> [Your objective]: Scan the data. Collect each line that contains the word "沥青日报".

> [Working data]:

========

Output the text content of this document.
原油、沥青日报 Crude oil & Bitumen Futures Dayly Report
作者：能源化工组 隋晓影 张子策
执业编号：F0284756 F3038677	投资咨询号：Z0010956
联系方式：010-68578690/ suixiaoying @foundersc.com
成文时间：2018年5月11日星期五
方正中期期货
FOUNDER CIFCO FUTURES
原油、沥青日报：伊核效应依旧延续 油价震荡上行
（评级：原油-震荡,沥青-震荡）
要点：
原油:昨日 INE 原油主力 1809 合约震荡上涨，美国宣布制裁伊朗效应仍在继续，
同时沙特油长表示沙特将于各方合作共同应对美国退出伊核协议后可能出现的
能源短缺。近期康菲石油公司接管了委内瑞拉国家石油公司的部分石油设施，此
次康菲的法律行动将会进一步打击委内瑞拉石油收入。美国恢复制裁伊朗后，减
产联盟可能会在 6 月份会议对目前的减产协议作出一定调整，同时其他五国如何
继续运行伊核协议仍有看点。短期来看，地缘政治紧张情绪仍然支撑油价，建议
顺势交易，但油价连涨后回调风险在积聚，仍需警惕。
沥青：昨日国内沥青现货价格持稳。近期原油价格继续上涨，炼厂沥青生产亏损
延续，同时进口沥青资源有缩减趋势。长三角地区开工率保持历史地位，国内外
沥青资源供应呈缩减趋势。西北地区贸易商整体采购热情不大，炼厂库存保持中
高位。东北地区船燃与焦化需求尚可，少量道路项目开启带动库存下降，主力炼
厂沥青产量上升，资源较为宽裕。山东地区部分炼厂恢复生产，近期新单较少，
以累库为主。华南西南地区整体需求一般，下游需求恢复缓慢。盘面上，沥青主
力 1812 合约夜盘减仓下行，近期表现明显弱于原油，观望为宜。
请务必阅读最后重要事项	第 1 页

========

> [Response to the task]:
原油、沥青日报 Crude oil & Bitumen Futures Dayly Report
原油、沥青日报：伊核效应依旧延续 油价震荡上行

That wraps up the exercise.